═══ Working data

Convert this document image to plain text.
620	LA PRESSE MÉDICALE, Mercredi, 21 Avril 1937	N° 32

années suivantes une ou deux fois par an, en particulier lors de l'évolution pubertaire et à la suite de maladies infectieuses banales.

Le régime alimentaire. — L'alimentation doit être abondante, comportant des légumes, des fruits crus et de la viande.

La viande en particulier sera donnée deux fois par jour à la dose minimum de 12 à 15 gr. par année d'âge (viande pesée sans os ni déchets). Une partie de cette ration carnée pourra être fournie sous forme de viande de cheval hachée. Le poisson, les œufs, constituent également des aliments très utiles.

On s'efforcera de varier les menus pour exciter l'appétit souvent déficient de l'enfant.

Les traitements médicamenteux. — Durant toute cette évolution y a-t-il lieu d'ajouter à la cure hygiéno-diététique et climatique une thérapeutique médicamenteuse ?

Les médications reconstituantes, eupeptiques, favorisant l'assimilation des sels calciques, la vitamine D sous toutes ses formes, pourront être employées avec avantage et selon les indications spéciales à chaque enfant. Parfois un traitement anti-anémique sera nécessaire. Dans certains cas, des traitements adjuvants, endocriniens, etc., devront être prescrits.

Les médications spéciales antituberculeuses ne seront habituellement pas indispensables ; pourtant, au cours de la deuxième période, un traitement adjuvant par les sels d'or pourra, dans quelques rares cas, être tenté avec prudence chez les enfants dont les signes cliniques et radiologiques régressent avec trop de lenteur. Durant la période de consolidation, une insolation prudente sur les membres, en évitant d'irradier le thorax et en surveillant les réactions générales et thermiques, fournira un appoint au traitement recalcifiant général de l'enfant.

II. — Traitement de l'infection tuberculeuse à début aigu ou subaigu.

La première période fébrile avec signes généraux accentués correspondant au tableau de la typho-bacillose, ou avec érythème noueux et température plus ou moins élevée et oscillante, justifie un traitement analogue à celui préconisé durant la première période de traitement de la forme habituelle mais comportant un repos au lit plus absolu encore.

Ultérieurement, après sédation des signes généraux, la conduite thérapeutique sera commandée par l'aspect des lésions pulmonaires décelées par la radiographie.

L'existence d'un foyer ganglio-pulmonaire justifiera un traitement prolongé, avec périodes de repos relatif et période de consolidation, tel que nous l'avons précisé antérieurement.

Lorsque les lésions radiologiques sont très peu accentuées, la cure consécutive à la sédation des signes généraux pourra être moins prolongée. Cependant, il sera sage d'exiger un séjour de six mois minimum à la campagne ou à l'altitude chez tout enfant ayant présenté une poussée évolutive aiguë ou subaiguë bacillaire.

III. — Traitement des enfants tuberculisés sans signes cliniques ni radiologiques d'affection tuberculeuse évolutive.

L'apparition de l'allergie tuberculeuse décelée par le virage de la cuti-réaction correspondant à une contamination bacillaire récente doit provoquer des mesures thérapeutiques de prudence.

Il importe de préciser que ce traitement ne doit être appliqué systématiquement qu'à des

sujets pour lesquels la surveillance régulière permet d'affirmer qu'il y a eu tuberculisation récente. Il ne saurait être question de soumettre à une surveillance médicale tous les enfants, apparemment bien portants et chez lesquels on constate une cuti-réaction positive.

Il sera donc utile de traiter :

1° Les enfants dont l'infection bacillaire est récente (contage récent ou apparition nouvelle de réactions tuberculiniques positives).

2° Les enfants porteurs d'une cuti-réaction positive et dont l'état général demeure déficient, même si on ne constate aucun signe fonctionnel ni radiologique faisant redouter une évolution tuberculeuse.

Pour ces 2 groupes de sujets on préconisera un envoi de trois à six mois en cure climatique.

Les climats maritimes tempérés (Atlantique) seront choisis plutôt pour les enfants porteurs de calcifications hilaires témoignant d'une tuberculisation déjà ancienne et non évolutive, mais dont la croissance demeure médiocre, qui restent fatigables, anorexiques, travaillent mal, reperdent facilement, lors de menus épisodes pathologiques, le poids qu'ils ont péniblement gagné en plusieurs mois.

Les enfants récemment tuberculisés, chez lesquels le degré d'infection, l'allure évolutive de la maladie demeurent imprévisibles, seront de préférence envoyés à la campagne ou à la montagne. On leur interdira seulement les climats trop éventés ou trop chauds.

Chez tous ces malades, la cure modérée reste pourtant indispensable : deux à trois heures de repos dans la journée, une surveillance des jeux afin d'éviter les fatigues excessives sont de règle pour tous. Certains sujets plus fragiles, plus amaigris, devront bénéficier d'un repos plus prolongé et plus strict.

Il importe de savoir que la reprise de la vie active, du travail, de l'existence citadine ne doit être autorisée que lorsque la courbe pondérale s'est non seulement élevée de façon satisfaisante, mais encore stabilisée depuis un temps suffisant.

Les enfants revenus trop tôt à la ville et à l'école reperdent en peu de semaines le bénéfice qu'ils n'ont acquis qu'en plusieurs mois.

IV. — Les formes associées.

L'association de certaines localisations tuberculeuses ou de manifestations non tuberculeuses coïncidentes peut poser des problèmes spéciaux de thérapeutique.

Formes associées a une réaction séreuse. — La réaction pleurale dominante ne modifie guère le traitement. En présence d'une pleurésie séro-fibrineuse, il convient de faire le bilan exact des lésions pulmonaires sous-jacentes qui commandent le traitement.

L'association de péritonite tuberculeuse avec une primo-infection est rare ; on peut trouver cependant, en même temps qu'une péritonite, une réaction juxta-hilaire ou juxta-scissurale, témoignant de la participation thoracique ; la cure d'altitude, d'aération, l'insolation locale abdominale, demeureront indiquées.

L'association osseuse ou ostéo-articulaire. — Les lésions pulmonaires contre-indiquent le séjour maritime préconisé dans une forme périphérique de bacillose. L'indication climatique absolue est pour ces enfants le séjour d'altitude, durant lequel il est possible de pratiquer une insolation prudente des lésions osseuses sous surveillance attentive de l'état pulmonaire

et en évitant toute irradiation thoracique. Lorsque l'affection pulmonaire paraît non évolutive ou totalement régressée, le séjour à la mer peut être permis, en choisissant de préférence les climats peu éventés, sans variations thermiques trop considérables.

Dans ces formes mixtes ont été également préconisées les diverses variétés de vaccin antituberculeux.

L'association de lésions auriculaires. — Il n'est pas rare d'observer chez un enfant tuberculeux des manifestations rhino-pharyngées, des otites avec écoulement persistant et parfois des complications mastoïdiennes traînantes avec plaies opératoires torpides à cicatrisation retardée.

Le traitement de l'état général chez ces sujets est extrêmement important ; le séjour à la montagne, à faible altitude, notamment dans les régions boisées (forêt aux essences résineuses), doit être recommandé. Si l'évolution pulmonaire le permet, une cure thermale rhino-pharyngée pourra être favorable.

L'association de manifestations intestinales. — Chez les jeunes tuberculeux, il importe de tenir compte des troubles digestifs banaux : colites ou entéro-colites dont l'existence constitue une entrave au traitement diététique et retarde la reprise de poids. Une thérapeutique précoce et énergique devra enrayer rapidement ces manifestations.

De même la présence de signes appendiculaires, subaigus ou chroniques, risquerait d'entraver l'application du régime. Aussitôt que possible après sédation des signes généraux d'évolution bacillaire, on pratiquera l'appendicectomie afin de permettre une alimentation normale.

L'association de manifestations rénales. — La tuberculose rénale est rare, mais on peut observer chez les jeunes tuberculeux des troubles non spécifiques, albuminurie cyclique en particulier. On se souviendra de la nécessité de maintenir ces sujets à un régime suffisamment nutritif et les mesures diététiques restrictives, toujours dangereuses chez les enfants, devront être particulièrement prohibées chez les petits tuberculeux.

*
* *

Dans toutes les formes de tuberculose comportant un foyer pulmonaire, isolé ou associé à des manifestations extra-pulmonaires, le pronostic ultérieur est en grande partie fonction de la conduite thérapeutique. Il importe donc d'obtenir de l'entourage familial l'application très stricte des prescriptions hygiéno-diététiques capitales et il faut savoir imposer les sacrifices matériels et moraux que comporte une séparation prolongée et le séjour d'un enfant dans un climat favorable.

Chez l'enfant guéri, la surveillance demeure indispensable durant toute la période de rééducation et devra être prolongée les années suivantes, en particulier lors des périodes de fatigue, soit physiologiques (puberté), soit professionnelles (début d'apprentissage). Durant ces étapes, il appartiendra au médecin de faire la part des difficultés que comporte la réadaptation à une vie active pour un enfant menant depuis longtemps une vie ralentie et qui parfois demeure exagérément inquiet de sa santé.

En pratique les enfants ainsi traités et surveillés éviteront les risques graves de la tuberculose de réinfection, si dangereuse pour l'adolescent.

══════

Required work ::
Search the entries for the word "mais", then list each line that holds it.

Written solution ::
La première période fébrile avec signes généraux accentués correspondant au tableau de la typho-bacillose, ou avec érythème noueux et température plus ou moins élevée et oscillante, justifie un traitement analogue à celui préconisé durant la première période de traitement de la forme habituelle mais comportant un repos au lit plus absolu encore.
Les climats maritimes tempérés (Atlantique) seront choisis plutôt pour les enfants porteurs de calcifications hilaires témoignant d'une tuberculisation déjà ancienne et non évolutive, mais dont la croissance demeure médiocre, qui restent fatigables, anorexiques, travaillent mal, reperdent facilement, lors de menus épisodes pathologiques, le poids qu'ils ont péniblement gagné en plusieurs mois.
Il importe de savoir que la reprise de la vie active, du travail, de l'existence citadine ne doit être autorisée que lorsque la courbe pondérale s'est non seulement élevée de façon satisfaisante, mais encore stabilisée depuis un temps suffisant.
L'association de manifestations rénales. — La tuberculose rénale est rare, mais on peut observer chez les jeunes tuberculeux des troubles non spécifiques, albuminurie cyclique en particulier. On se souviendra de la nécessité de maintenir ces sujets à un régime suffisamment nutritif et les mesures diététiques restrictives, toujours dangereuses chez les enfants, devront être particulièrement prohibées chez les petits tuberculeux.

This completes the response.